- **AIM**
Show each line of the data below that contains the string "title".

★ ★ ★ ★ ★ ★ ★

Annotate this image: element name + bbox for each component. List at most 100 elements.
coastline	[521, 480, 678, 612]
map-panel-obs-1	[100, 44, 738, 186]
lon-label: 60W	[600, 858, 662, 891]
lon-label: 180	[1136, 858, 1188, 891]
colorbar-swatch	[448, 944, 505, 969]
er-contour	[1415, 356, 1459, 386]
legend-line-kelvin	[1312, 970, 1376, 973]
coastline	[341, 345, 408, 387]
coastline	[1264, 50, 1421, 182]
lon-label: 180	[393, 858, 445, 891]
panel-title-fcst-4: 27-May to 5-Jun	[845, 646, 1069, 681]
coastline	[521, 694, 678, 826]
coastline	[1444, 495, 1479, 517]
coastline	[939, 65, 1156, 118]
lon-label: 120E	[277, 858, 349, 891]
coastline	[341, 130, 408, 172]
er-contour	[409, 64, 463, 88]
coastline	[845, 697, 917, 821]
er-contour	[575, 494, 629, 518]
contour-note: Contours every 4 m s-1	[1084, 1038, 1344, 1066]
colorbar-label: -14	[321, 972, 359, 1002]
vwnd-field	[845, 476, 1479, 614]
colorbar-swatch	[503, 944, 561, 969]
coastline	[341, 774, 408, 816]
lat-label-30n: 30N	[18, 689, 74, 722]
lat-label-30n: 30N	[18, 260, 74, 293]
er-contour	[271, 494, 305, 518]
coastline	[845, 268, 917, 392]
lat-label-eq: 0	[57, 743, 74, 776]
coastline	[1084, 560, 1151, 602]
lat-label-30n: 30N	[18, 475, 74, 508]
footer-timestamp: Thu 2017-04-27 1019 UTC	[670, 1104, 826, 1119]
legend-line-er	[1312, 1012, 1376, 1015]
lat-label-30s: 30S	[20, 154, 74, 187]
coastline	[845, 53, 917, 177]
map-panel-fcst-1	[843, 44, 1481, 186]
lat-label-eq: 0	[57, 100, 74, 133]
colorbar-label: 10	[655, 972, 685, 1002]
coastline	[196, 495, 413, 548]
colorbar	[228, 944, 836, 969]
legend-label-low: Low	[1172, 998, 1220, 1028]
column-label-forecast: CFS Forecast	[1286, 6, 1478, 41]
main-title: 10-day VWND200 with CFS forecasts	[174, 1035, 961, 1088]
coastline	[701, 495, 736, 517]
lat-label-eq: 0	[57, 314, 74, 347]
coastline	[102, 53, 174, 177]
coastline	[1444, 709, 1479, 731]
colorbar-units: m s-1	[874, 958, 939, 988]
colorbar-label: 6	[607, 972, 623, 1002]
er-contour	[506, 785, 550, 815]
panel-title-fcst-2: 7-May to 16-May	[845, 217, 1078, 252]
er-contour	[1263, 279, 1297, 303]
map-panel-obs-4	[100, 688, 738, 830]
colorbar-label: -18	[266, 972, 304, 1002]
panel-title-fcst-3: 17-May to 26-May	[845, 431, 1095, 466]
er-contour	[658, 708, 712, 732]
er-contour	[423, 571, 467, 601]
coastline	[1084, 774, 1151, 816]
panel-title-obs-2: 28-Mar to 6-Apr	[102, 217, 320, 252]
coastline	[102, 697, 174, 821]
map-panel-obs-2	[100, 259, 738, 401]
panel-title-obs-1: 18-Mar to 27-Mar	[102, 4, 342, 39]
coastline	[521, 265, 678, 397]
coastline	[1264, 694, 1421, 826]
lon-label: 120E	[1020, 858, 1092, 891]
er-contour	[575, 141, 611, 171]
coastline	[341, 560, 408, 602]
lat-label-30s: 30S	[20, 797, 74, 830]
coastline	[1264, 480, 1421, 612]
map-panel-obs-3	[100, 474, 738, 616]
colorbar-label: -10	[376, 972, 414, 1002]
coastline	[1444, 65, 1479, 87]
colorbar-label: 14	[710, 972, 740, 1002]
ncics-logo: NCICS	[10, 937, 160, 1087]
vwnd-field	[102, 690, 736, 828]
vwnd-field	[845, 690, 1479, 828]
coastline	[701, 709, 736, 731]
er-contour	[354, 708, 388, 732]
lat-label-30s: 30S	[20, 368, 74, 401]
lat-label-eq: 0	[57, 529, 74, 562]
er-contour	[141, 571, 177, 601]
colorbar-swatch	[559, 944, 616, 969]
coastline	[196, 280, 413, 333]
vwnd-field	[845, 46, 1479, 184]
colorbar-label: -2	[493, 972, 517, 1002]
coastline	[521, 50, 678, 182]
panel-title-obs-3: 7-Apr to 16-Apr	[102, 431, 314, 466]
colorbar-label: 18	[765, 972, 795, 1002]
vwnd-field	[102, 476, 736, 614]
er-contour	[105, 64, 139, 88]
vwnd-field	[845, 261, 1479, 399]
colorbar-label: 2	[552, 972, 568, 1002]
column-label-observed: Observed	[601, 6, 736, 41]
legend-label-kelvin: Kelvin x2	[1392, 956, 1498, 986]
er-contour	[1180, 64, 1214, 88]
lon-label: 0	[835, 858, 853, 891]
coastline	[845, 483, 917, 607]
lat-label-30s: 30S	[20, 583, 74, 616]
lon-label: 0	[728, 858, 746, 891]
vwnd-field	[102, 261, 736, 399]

★ ★ ★ ★ ★ ★ ★

- **EXERCISE ANSWER**
panel-title-fcst-4: 27-May to 5-Jun	[845, 646, 1069, 681]
main-title: 10-day VWND200 with CFS forecasts	[174, 1035, 961, 1088]
panel-title-fcst-2: 7-May to 16-May	[845, 217, 1078, 252]
panel-title-fcst-3: 17-May to 26-May	[845, 431, 1095, 466]
panel-title-obs-2: 28-Mar to 6-Apr	[102, 217, 320, 252]
panel-title-obs-1: 18-Mar to 27-Mar	[102, 4, 342, 39]
panel-title-obs-3: 7-Apr to 16-Apr	[102, 431, 314, 466]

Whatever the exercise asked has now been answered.